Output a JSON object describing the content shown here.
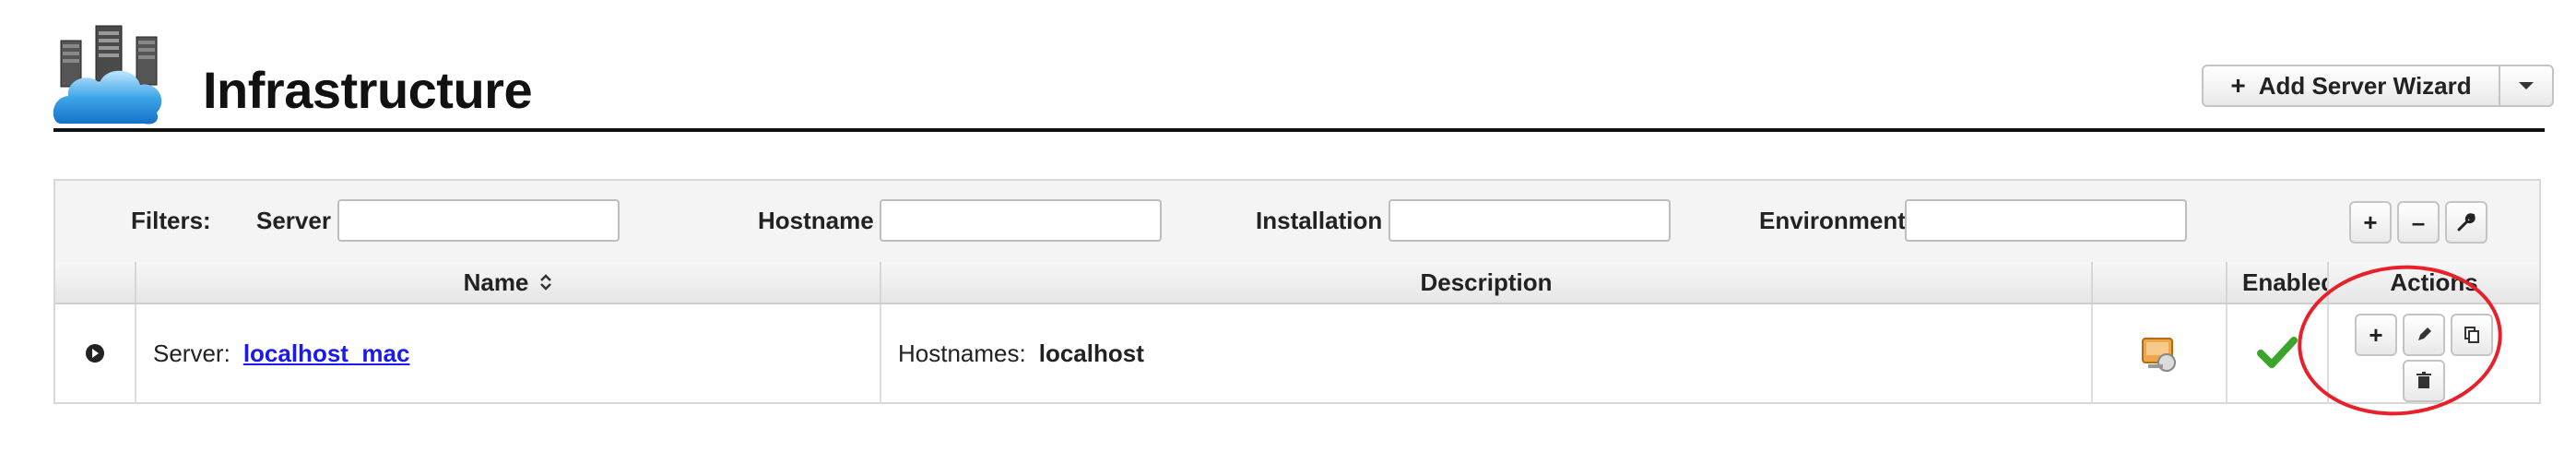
{
  "header": {
    "title": "Infrastructure",
    "wizard_button_label": "Add Server Wizard",
    "wizard_button_icon": "plus-icon",
    "logo_icon": "cloud-servers-icon"
  },
  "filters": {
    "label": "Filters:",
    "fields": [
      {
        "label": "Server",
        "value": ""
      },
      {
        "label": "Hostname",
        "value": ""
      },
      {
        "label": "Installation",
        "value": ""
      },
      {
        "label": "Environment",
        "value": ""
      }
    ],
    "buttons": [
      {
        "icon": "plus-icon",
        "glyph": "+"
      },
      {
        "icon": "minus-icon",
        "glyph": "–"
      },
      {
        "icon": "wrench-icon"
      }
    ]
  },
  "table": {
    "columns": {
      "name": "Name",
      "name_sort_icon": "sort-icon",
      "description": "Description",
      "type_icon": "",
      "enabled": "Enabled",
      "actions": "Actions"
    },
    "rows": [
      {
        "expand_icon": "expand-circle-icon",
        "name_prefix": "Server:",
        "name_link": "localhost_mac",
        "description_prefix": "Hostnames:",
        "description_value": "localhost",
        "type_icon": "server-machine-icon",
        "enabled_icon": "checkmark-icon",
        "actions": [
          {
            "icon": "plus-icon",
            "glyph": "+"
          },
          {
            "icon": "pencil-icon"
          },
          {
            "icon": "copy-icon"
          },
          {
            "icon": "trash-icon"
          }
        ]
      }
    ]
  },
  "colors": {
    "link": "#1a1aee",
    "annotation": "#e8202a",
    "check": "#3aa52a"
  }
}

= = = = = = =

**Task requirements**
Reproduce each entry precisely. Leave the pictures out.

**Correct output**
Output a JSON object describing the content shown here.
{
  "header": {
    "title": "Infrastructure",
    "wizard_button_label": "Add Server Wizard",
    "wizard_button_icon": "plus-icon",
    "logo_icon": "cloud-servers-icon"
  },
  "filters": {
    "label": "Filters:",
    "fields": [
      {
        "label": "Server",
        "value": ""
      },
      {
        "label": "Hostname",
        "value": ""
      },
      {
        "label": "Installation",
        "value": ""
      },
      {
        "label": "Environment",
        "value": ""
      }
    ],
    "buttons": [
      {
        "icon": "plus-icon",
        "glyph": "+"
      },
      {
        "icon": "minus-icon",
        "glyph": "–"
      },
      {
        "icon": "wrench-icon"
      }
    ]
  },
  "table": {
    "columns": {
      "name": "Name",
      "name_sort_icon": "sort-icon",
      "description": "Description",
      "type_icon": "",
      "enabled": "Enabled",
      "actions": "Actions"
    },
    "rows": [
      {
        "expand_icon": "expand-circle-icon",
        "name_prefix": "Server:",
        "name_link": "localhost_mac",
        "description_prefix": "Hostnames:",
        "description_value": "localhost",
        "type_icon": "server-machine-icon",
        "enabled_icon": "checkmark-icon",
        "actions": [
          {
            "icon": "plus-icon",
            "glyph": "+"
          },
          {
            "icon": "pencil-icon"
          },
          {
            "icon": "copy-icon"
          },
          {
            "icon": "trash-icon"
          }
        ]
      }
    ]
  },
  "colors": {
    "link": "#1a1aee",
    "annotation": "#e8202a",
    "check": "#3aa52a"
  }
}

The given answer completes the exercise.